--- Begin RECORDS SHOWN ---

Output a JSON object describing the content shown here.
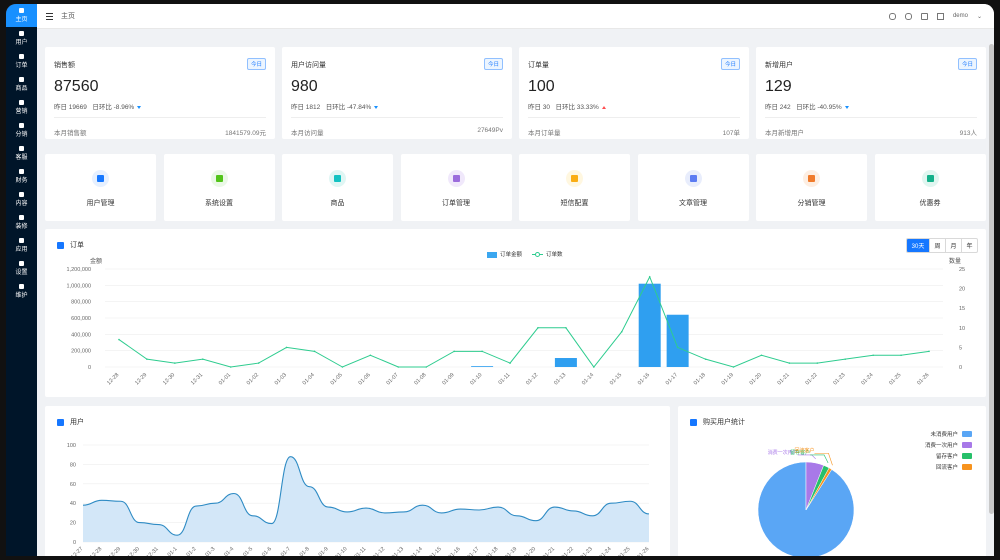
{
  "sidebar": {
    "items": [
      {
        "label": "主页",
        "active": true
      },
      {
        "label": "用户"
      },
      {
        "label": "订单"
      },
      {
        "label": "商品"
      },
      {
        "label": "营销"
      },
      {
        "label": "分销"
      },
      {
        "label": "客服"
      },
      {
        "label": "财务"
      },
      {
        "label": "内容"
      },
      {
        "label": "装修"
      },
      {
        "label": "应用"
      },
      {
        "label": "设置"
      },
      {
        "label": "维护"
      }
    ]
  },
  "header": {
    "breadcrumb": "主页",
    "user": "demo"
  },
  "stats": [
    {
      "title": "销售额",
      "tag": "今日",
      "value": "87560",
      "sub_label": "昨日 19669",
      "ratio": "日环比 -8.96%",
      "trend": "down",
      "foot_label": "本月销售额",
      "foot_value": "1841579.09元"
    },
    {
      "title": "用户访问量",
      "tag": "今日",
      "value": "980",
      "sub_label": "昨日 1812",
      "ratio": "日环比 -47.84%",
      "trend": "down",
      "foot_label": "本月访问量",
      "foot_value": "27649Pv"
    },
    {
      "title": "订单量",
      "tag": "今日",
      "value": "100",
      "sub_label": "昨日 30",
      "ratio": "日环比 33.33%",
      "trend": "up",
      "foot_label": "本月订单量",
      "foot_value": "107单"
    },
    {
      "title": "新增用户",
      "tag": "今日",
      "value": "129",
      "sub_label": "昨日 242",
      "ratio": "日环比 -40.95%",
      "trend": "down",
      "foot_label": "本月新增用户",
      "foot_value": "913人"
    }
  ],
  "quick": [
    {
      "label": "用户管理",
      "color": "#e6f0ff",
      "ic": "#1677ff"
    },
    {
      "label": "系统设置",
      "color": "#eaf8e6",
      "ic": "#52c41a"
    },
    {
      "label": "商品",
      "color": "#e0f6f4",
      "ic": "#13c2c2"
    },
    {
      "label": "订单管理",
      "color": "#f0e8fb",
      "ic": "#9b6bdc"
    },
    {
      "label": "短信配置",
      "color": "#fff7e0",
      "ic": "#faad14"
    },
    {
      "label": "文章管理",
      "color": "#e8edfc",
      "ic": "#5b7bf2"
    },
    {
      "label": "分销管理",
      "color": "#fdeee2",
      "ic": "#f07a2a"
    },
    {
      "label": "优惠券",
      "color": "#e0f6f0",
      "ic": "#14b08a"
    }
  ],
  "order_panel": {
    "title": "订单",
    "tabs": [
      "30天",
      "周",
      "月",
      "年"
    ],
    "legend_amount": "订单金额",
    "legend_count": "订单数"
  },
  "user_panel": {
    "title": "用户"
  },
  "buy_panel": {
    "title": "购买用户统计"
  },
  "chart_data": [
    {
      "type": "bar",
      "ylabel": "金额",
      "y2label": "数量",
      "ylim": [
        0,
        1200000
      ],
      "y2lim": [
        0,
        25
      ],
      "yticks": [
        "0",
        "200,000",
        "400,000",
        "600,000",
        "800,000",
        "1,000,000",
        "1,200,000"
      ],
      "y2ticks": [
        "0",
        "5",
        "10",
        "15",
        "20",
        "25"
      ],
      "categories": [
        "12-28",
        "12-29",
        "12-30",
        "12-31",
        "01-01",
        "01-02",
        "01-03",
        "01-04",
        "01-05",
        "01-06",
        "01-07",
        "01-08",
        "01-09",
        "01-10",
        "01-11",
        "01-12",
        "01-13",
        "01-14",
        "01-15",
        "01-16",
        "01-17",
        "01-18",
        "01-19",
        "01-20",
        "01-21",
        "01-22",
        "01-23",
        "01-24",
        "01-25",
        "01-26"
      ],
      "series": [
        {
          "name": "订单金额",
          "type": "bar",
          "values": [
            0,
            0,
            0,
            0,
            0,
            0,
            0,
            0,
            0,
            0,
            0,
            0,
            0,
            10000,
            0,
            0,
            110000,
            0,
            0,
            1020000,
            640000,
            0,
            0,
            0,
            0,
            0,
            0,
            0,
            0,
            0
          ]
        },
        {
          "name": "订单数",
          "type": "line",
          "axis": "right",
          "values": [
            7,
            2,
            1,
            2,
            0,
            1,
            5,
            4,
            0,
            3,
            0,
            0,
            4,
            4,
            1,
            10,
            10,
            0,
            9,
            23,
            5,
            2,
            0,
            3,
            1,
            1,
            2,
            3,
            3,
            4
          ]
        }
      ]
    },
    {
      "type": "area",
      "ylim": [
        0,
        100
      ],
      "yticks": [
        "0",
        "20",
        "40",
        "60",
        "80",
        "100"
      ],
      "categories": [
        "12-27",
        "12-28",
        "12-29",
        "12-30",
        "12-31",
        "01-1",
        "01-2",
        "01-3",
        "01-4",
        "01-5",
        "01-6",
        "01-7",
        "01-8",
        "01-9",
        "01-10",
        "01-11",
        "01-12",
        "01-13",
        "01-14",
        "01-15",
        "01-16",
        "01-17",
        "01-18",
        "01-19",
        "01-20",
        "01-21",
        "01-22",
        "01-23",
        "01-24",
        "01-25",
        "01-26"
      ],
      "values": [
        38,
        43,
        42,
        20,
        18,
        7,
        37,
        40,
        50,
        27,
        19,
        88,
        57,
        36,
        31,
        35,
        30,
        31,
        38,
        30,
        34,
        33,
        36,
        27,
        22,
        36,
        32,
        27,
        40,
        42,
        29
      ]
    },
    {
      "type": "pie",
      "labels": [
        "未消费用户",
        "消费一次用户",
        "留存客户",
        "回流客户"
      ],
      "values": [
        91,
        6,
        2,
        1
      ],
      "colors": [
        "#5aa6f5",
        "#a879e8",
        "#27c06a",
        "#f7931e"
      ]
    }
  ]
}
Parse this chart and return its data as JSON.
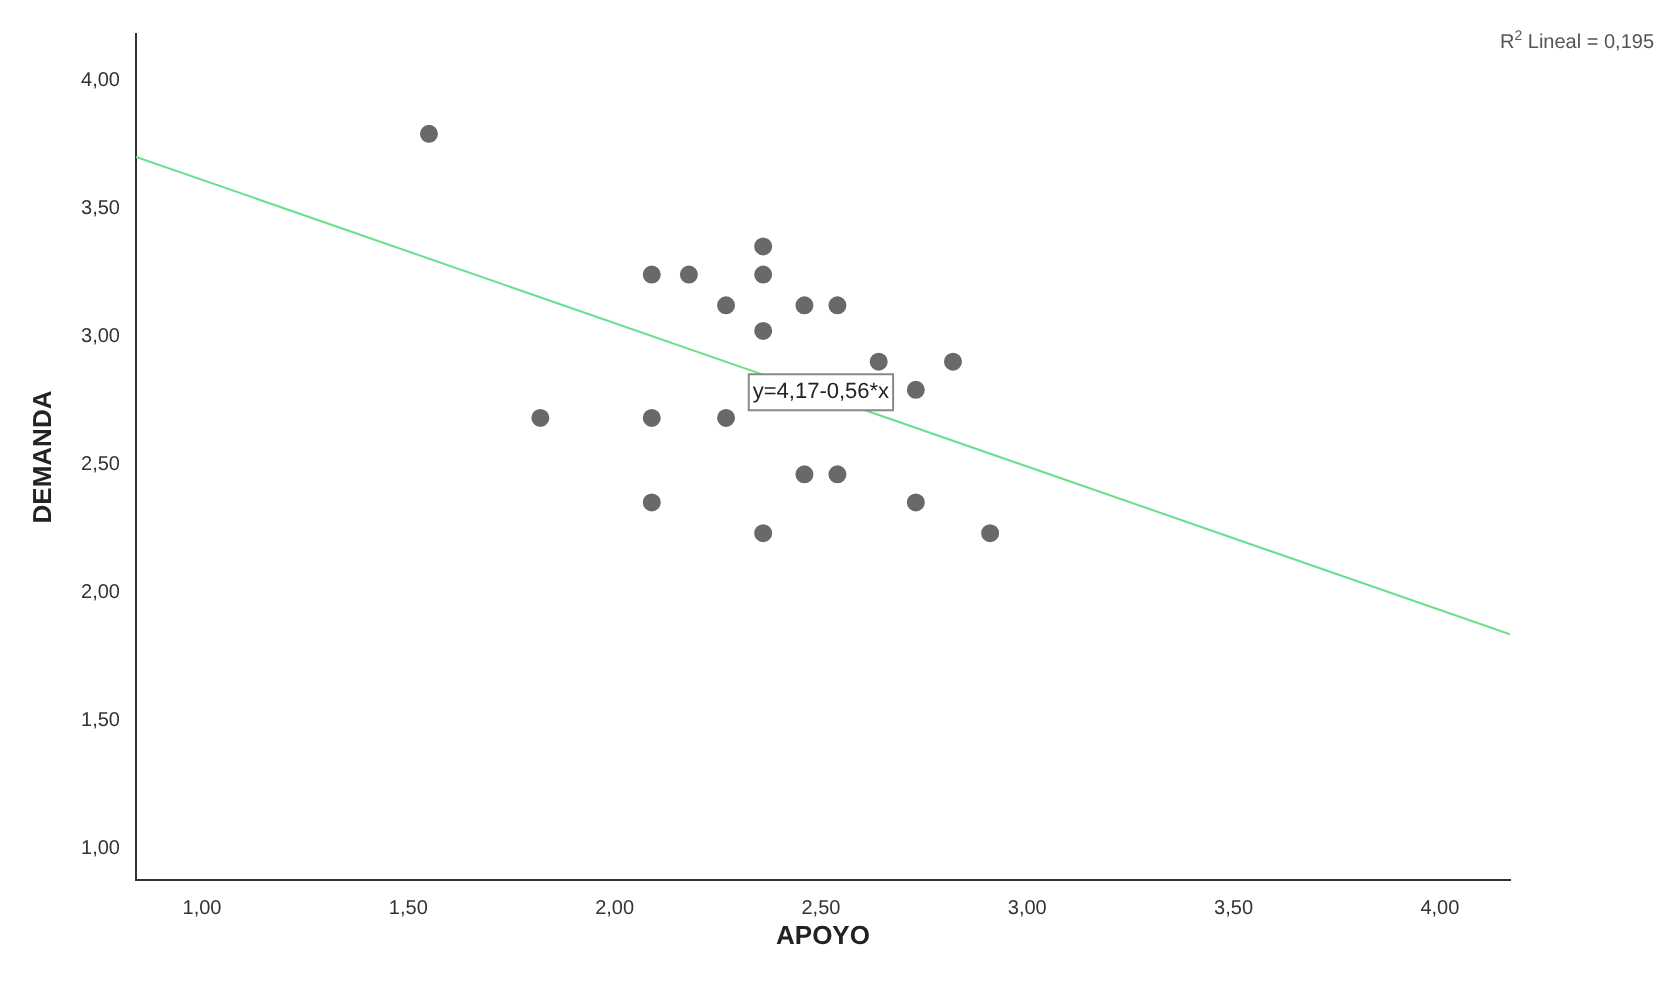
{
  "chart_data": {
    "type": "scatter",
    "xlabel": "APOYO",
    "ylabel": "DEMANDA",
    "xlim": [
      0.84,
      4.17
    ],
    "ylim": [
      0.875,
      4.18
    ],
    "xticks": [
      {
        "value": 1,
        "label": "1,00"
      },
      {
        "value": 1.5,
        "label": "1,50"
      },
      {
        "value": 2,
        "label": "2,00"
      },
      {
        "value": 2.5,
        "label": "2,50"
      },
      {
        "value": 3,
        "label": "3,00"
      },
      {
        "value": 3.5,
        "label": "3,50"
      },
      {
        "value": 4,
        "label": "4,00"
      }
    ],
    "yticks": [
      {
        "value": 1,
        "label": "1,00"
      },
      {
        "value": 1.5,
        "label": "1,50"
      },
      {
        "value": 2,
        "label": "2,00"
      },
      {
        "value": 2.5,
        "label": "2,50"
      },
      {
        "value": 3,
        "label": "3,00"
      },
      {
        "value": 3.5,
        "label": "3,50"
      },
      {
        "value": 4,
        "label": "4,00"
      }
    ],
    "grid": false,
    "legend": false,
    "marker": "circle",
    "series": [
      {
        "color": "#696969",
        "x": [
          1.55,
          2.09,
          2.18,
          2.36,
          2.36,
          2.27,
          2.46,
          2.54,
          2.36,
          2.64,
          2.82,
          2.73,
          1.82,
          2.09,
          2.27,
          2.46,
          2.54,
          2.09,
          2.73,
          2.36,
          2.91
        ],
        "values": [
          3.79,
          3.24,
          3.24,
          3.35,
          3.24,
          3.12,
          3.12,
          3.12,
          3.02,
          2.9,
          2.9,
          2.79,
          2.68,
          2.68,
          2.68,
          2.46,
          2.46,
          2.35,
          2.35,
          2.23,
          2.23
        ]
      },
      {
        "type": "line",
        "color": "#66e08c",
        "marker": "none",
        "x": [
          0.84,
          4.17
        ],
        "values": [
          3.7,
          1.835
        ]
      }
    ],
    "annotations": [
      "R$^{2}$ Lineal = 0,195",
      {
        "text": "y=4,17-0,56*x",
        "x": 2.5,
        "y": 2.78
      }
    ]
  }
}
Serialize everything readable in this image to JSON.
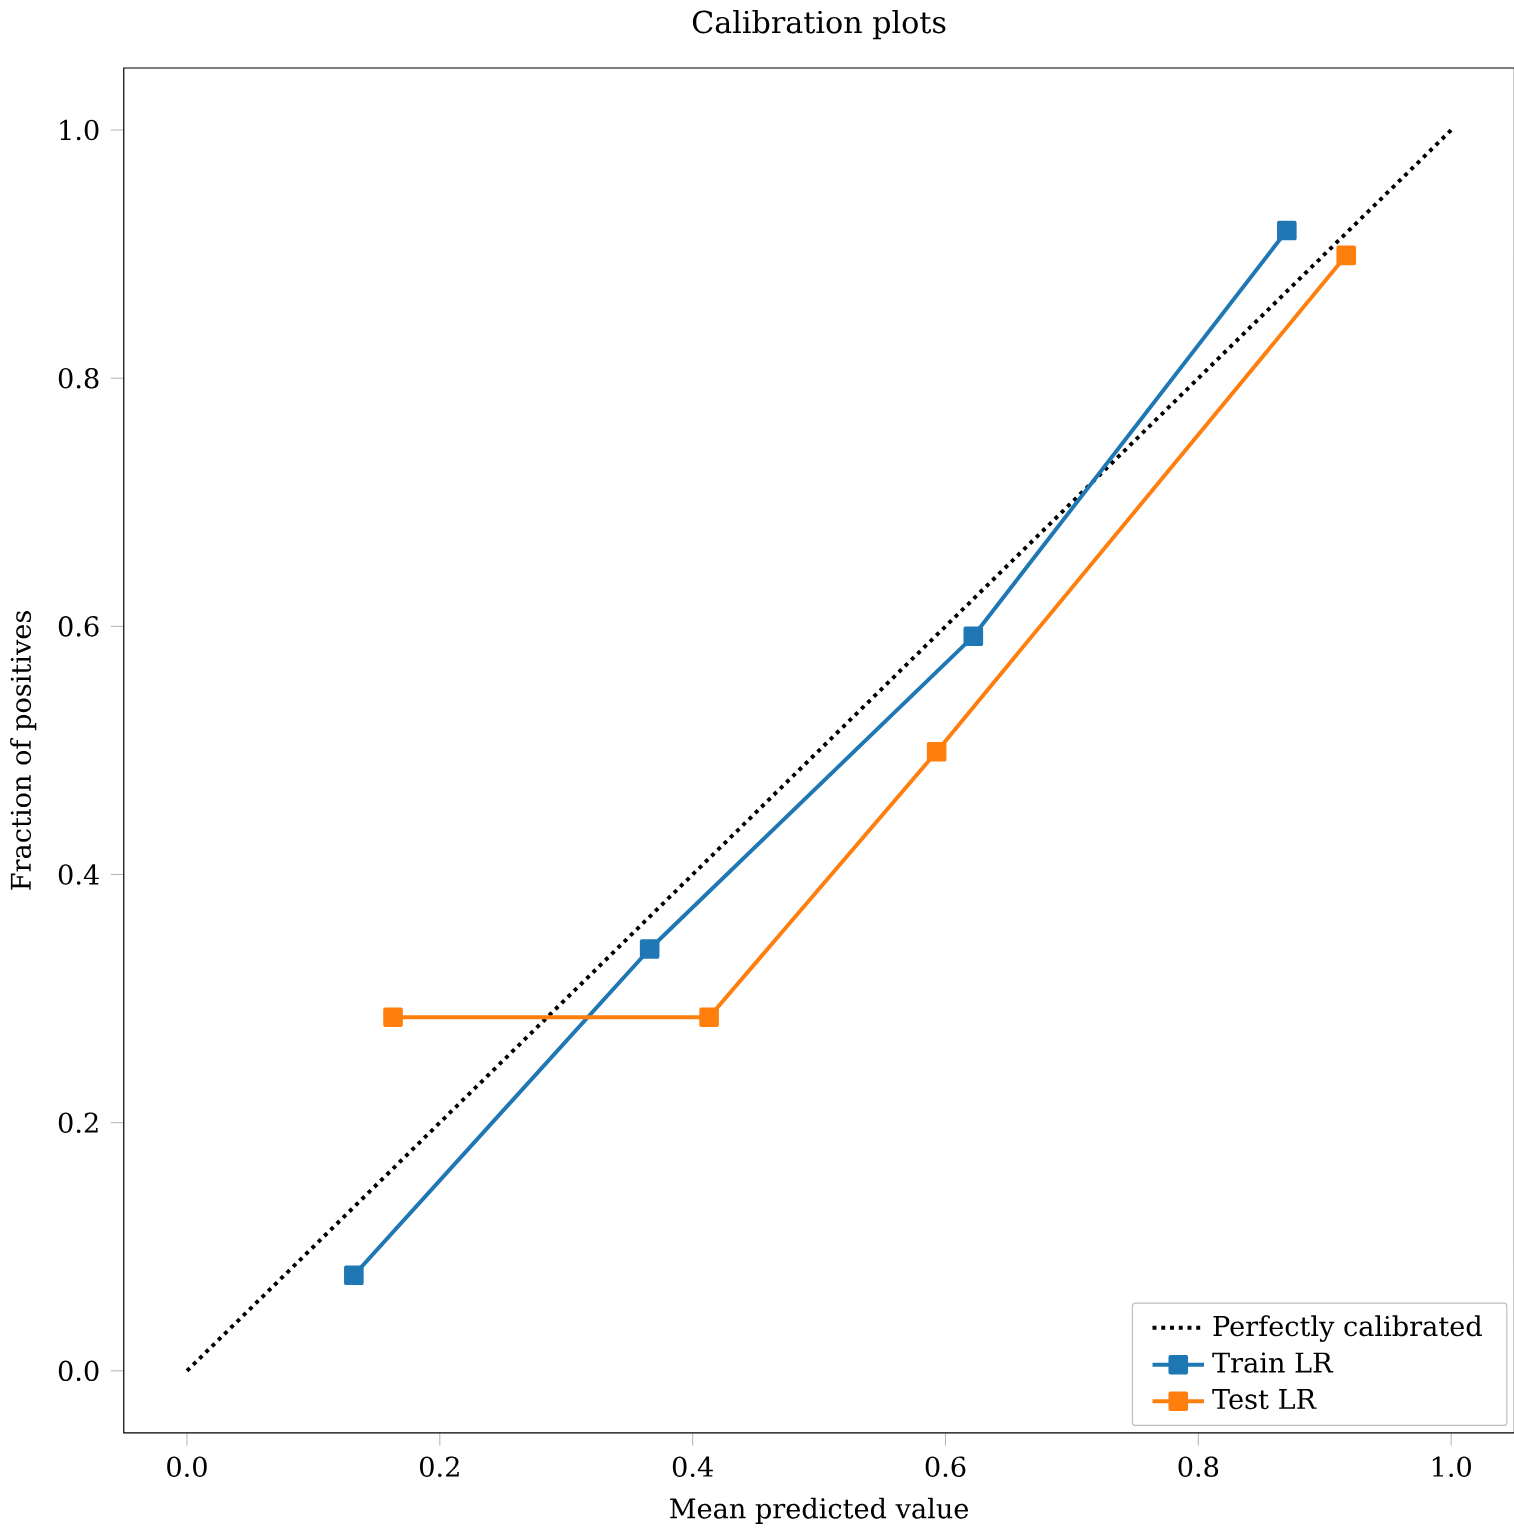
{
  "chart_data": {
    "type": "line",
    "title": "Calibration plots",
    "xlabel": "Mean predicted value",
    "ylabel": "Fraction of positives",
    "xlim": [
      -0.05,
      1.05
    ],
    "ylim": [
      -0.05,
      1.05
    ],
    "xticks": [
      {
        "value": 0,
        "label": "0.0"
      },
      0.2,
      0.4,
      0.6,
      0.8,
      {
        "value": 1,
        "label": "1.0"
      }
    ],
    "yticks": [
      {
        "value": 0,
        "label": "0.0"
      },
      0.2,
      0.4,
      0.6,
      0.8,
      {
        "value": 1,
        "label": "1.0"
      }
    ],
    "legend": "bottom right",
    "grid": false,
    "series": [
      {
        "name": "Perfectly calibrated",
        "color": "#000000",
        "x": [
          0,
          1
        ],
        "values": [
          0,
          1
        ],
        "line_style": "dotted",
        "marker": "none"
      },
      {
        "name": "Train LR",
        "color": "#1f77b4",
        "x": [
          0.132,
          0.366,
          0.622,
          0.87
        ],
        "values": [
          0.077,
          0.34,
          0.592,
          0.919
        ],
        "line_style": "solid",
        "marker": "square"
      },
      {
        "name": "Test LR",
        "color": "#ff7f0e",
        "x": [
          0.163,
          0.413,
          0.593,
          0.917
        ],
        "values": [
          0.285,
          0.285,
          0.499,
          0.899
        ],
        "line_style": "solid",
        "marker": "square"
      }
    ]
  }
}
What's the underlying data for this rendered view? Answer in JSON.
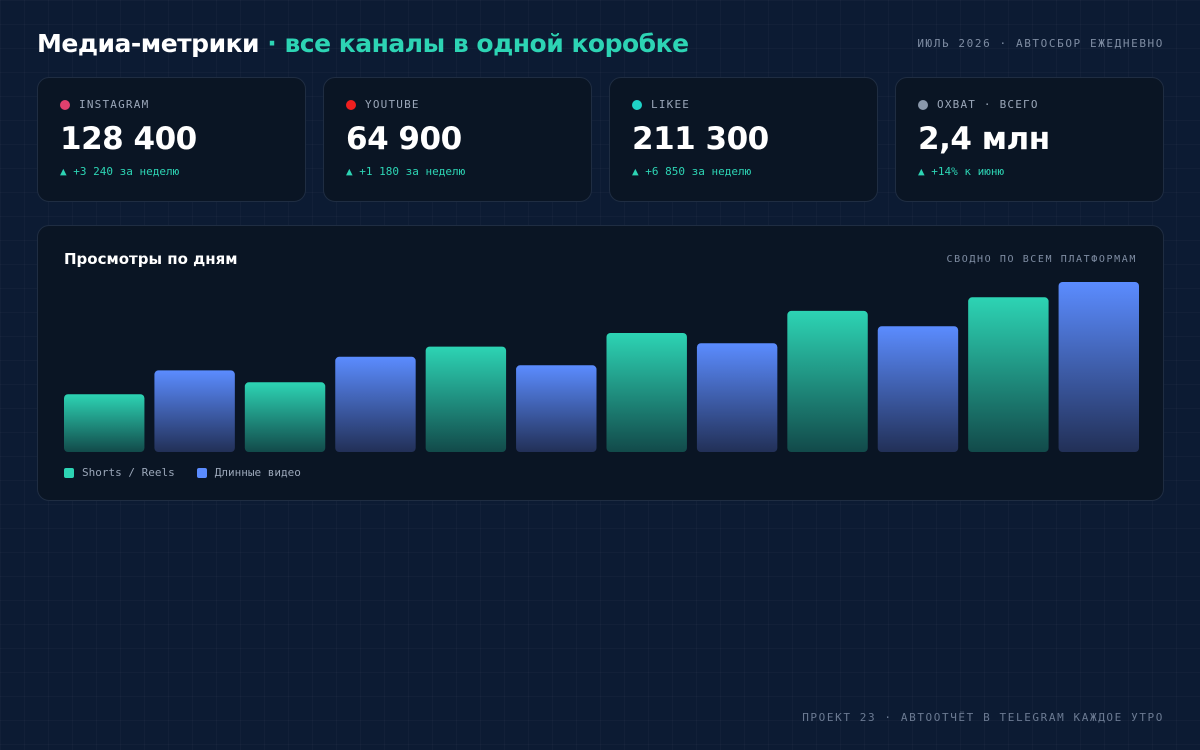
{
  "header": {
    "title_main": "Медиа-метрики",
    "title_sep": " · ",
    "title_accent": "все каналы в одной коробке",
    "meta": "ИЮЛЬ 2026 · АВТОСБОР ЕЖЕДНЕВНО"
  },
  "cards": [
    {
      "label": "INSTAGRAM",
      "dot_color": "#e0406e",
      "value": "128 400",
      "delta": "▲ +3 240 за неделю"
    },
    {
      "label": "YOUTUBE",
      "dot_color": "#ef1f1f",
      "value": "64 900",
      "delta": "▲ +1 180 за неделю"
    },
    {
      "label": "LIKEE",
      "dot_color": "#1fd3c8",
      "value": "211 300",
      "delta": "▲ +6 850 за неделю"
    },
    {
      "label": "ОХВАТ · ВСЕГО",
      "dot_color": "#8a98ab",
      "value": "2,4 млн",
      "delta": "▲ +14% к июню"
    }
  ],
  "chart_panel": {
    "title": "Просмотры по дням",
    "subtitle": "СВОДНО ПО ВСЕМ ПЛАТФОРМАМ"
  },
  "chart_data": {
    "type": "bar",
    "categories": [
      "",
      "",
      "",
      "",
      "",
      "",
      "",
      "",
      "",
      "",
      "",
      ""
    ],
    "values": [
      34,
      48,
      41,
      56,
      62,
      51,
      70,
      64,
      83,
      74,
      91,
      100
    ],
    "series_index": [
      0,
      1,
      0,
      1,
      0,
      1,
      0,
      1,
      0,
      1,
      0,
      1
    ],
    "series": [
      {
        "name": "Shorts / Reels",
        "color": "#2dd4b4"
      },
      {
        "name": "Длинные видео",
        "color": "#5b8cff"
      }
    ],
    "ylim": [
      0,
      100
    ],
    "grid": false,
    "legend_placement": "bottom-left"
  },
  "footer": "ПРОЕКТ 23 · АВТООТЧЁТ В TELEGRAM КАЖДОЕ УТРО"
}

--- End RECORDS SHOWN ---

▸ WHAT THE TASK REQUIRES: Look back over the material above and state how many lines hold the word "marker". Write the number and nothing else.

▸ CORRECT ANSWER: 5